▶ [DESCRIPTION OF THE TASK]
Write out the full set of records below exactly.

::: ENTRIES SHOWN

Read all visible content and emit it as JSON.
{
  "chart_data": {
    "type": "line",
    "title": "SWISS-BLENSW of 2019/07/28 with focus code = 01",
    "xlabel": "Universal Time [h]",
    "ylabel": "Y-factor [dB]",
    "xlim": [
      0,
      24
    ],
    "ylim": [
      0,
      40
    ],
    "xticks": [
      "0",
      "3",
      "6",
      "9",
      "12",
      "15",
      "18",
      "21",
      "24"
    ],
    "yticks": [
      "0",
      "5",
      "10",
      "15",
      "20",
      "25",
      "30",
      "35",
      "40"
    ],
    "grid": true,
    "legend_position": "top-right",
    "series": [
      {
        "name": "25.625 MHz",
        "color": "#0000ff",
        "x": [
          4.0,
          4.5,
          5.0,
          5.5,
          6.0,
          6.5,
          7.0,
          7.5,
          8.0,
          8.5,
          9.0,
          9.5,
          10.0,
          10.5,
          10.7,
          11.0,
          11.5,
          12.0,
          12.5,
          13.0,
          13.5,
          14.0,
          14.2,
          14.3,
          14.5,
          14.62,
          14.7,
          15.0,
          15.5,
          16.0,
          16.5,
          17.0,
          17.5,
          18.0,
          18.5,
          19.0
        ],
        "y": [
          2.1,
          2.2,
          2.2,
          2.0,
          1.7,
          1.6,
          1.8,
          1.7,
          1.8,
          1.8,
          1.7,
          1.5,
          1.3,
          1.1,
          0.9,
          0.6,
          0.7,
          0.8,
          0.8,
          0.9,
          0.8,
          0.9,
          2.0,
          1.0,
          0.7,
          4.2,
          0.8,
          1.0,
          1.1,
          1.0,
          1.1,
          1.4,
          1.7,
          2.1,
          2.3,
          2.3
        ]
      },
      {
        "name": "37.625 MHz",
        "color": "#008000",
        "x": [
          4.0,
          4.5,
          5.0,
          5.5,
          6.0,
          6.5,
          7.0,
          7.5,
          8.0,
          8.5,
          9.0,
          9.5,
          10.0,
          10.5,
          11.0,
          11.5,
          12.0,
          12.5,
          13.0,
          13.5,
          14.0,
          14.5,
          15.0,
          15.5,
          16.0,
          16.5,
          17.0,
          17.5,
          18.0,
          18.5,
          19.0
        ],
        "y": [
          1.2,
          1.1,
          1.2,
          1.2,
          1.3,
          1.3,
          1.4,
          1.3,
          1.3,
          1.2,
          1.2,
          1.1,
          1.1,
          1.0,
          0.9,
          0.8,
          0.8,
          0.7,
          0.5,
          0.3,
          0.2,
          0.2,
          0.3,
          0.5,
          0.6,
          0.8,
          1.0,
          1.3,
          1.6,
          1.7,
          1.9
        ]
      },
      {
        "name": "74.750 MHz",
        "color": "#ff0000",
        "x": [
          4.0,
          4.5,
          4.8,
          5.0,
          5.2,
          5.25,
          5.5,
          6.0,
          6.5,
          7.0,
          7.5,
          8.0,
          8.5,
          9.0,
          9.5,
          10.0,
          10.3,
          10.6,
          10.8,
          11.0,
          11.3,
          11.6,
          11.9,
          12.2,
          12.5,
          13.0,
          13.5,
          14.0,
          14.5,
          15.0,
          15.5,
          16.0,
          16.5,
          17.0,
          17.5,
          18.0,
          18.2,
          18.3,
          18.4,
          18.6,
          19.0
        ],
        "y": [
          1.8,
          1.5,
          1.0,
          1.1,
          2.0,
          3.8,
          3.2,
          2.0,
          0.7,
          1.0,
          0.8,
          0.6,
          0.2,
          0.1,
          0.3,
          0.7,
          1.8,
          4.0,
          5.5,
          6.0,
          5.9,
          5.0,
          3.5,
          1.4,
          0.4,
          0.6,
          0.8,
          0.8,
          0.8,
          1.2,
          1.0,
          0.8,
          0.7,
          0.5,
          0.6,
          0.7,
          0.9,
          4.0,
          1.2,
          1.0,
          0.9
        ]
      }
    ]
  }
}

::::::

▶ [ANSWER TO THE PROBLEM]
Read all visible content and emit it as JSON.
{
  "chart_data": {
    "type": "line",
    "title": "SWISS-BLENSW of 2019/07/28 with focus code = 01",
    "xlabel": "Universal Time [h]",
    "ylabel": "Y-factor [dB]",
    "xlim": [
      0,
      24
    ],
    "ylim": [
      0,
      40
    ],
    "xticks": [
      "0",
      "3",
      "6",
      "9",
      "12",
      "15",
      "18",
      "21",
      "24"
    ],
    "yticks": [
      "0",
      "5",
      "10",
      "15",
      "20",
      "25",
      "30",
      "35",
      "40"
    ],
    "grid": true,
    "legend_position": "top-right",
    "series": [
      {
        "name": "25.625 MHz",
        "color": "#0000ff",
        "x": [
          4.0,
          4.5,
          5.0,
          5.5,
          6.0,
          6.5,
          7.0,
          7.5,
          8.0,
          8.5,
          9.0,
          9.5,
          10.0,
          10.5,
          10.7,
          11.0,
          11.5,
          12.0,
          12.5,
          13.0,
          13.5,
          14.0,
          14.2,
          14.3,
          14.5,
          14.62,
          14.7,
          15.0,
          15.5,
          16.0,
          16.5,
          17.0,
          17.5,
          18.0,
          18.5,
          19.0
        ],
        "y": [
          2.1,
          2.2,
          2.2,
          2.0,
          1.7,
          1.6,
          1.8,
          1.7,
          1.8,
          1.8,
          1.7,
          1.5,
          1.3,
          1.1,
          0.9,
          0.6,
          0.7,
          0.8,
          0.8,
          0.9,
          0.8,
          0.9,
          2.0,
          1.0,
          0.7,
          4.2,
          0.8,
          1.0,
          1.1,
          1.0,
          1.1,
          1.4,
          1.7,
          2.1,
          2.3,
          2.3
        ]
      },
      {
        "name": "37.625 MHz",
        "color": "#008000",
        "x": [
          4.0,
          4.5,
          5.0,
          5.5,
          6.0,
          6.5,
          7.0,
          7.5,
          8.0,
          8.5,
          9.0,
          9.5,
          10.0,
          10.5,
          11.0,
          11.5,
          12.0,
          12.5,
          13.0,
          13.5,
          14.0,
          14.5,
          15.0,
          15.5,
          16.0,
          16.5,
          17.0,
          17.5,
          18.0,
          18.5,
          19.0
        ],
        "y": [
          1.2,
          1.1,
          1.2,
          1.2,
          1.3,
          1.3,
          1.4,
          1.3,
          1.3,
          1.2,
          1.2,
          1.1,
          1.1,
          1.0,
          0.9,
          0.8,
          0.8,
          0.7,
          0.5,
          0.3,
          0.2,
          0.2,
          0.3,
          0.5,
          0.6,
          0.8,
          1.0,
          1.3,
          1.6,
          1.7,
          1.9
        ]
      },
      {
        "name": "74.750 MHz",
        "color": "#ff0000",
        "x": [
          4.0,
          4.5,
          4.8,
          5.0,
          5.2,
          5.25,
          5.5,
          6.0,
          6.5,
          7.0,
          7.5,
          8.0,
          8.5,
          9.0,
          9.5,
          10.0,
          10.3,
          10.6,
          10.8,
          11.0,
          11.3,
          11.6,
          11.9,
          12.2,
          12.5,
          13.0,
          13.5,
          14.0,
          14.5,
          15.0,
          15.5,
          16.0,
          16.5,
          17.0,
          17.5,
          18.0,
          18.2,
          18.3,
          18.4,
          18.6,
          19.0
        ],
        "y": [
          1.8,
          1.5,
          1.0,
          1.1,
          2.0,
          3.8,
          3.2,
          2.0,
          0.7,
          1.0,
          0.8,
          0.6,
          0.2,
          0.1,
          0.3,
          0.7,
          1.8,
          4.0,
          5.5,
          6.0,
          5.9,
          5.0,
          3.5,
          1.4,
          0.4,
          0.6,
          0.8,
          0.8,
          0.8,
          1.2,
          1.0,
          0.8,
          0.7,
          0.5,
          0.6,
          0.7,
          0.9,
          4.0,
          1.2,
          1.0,
          0.9
        ]
      }
    ]
  }
}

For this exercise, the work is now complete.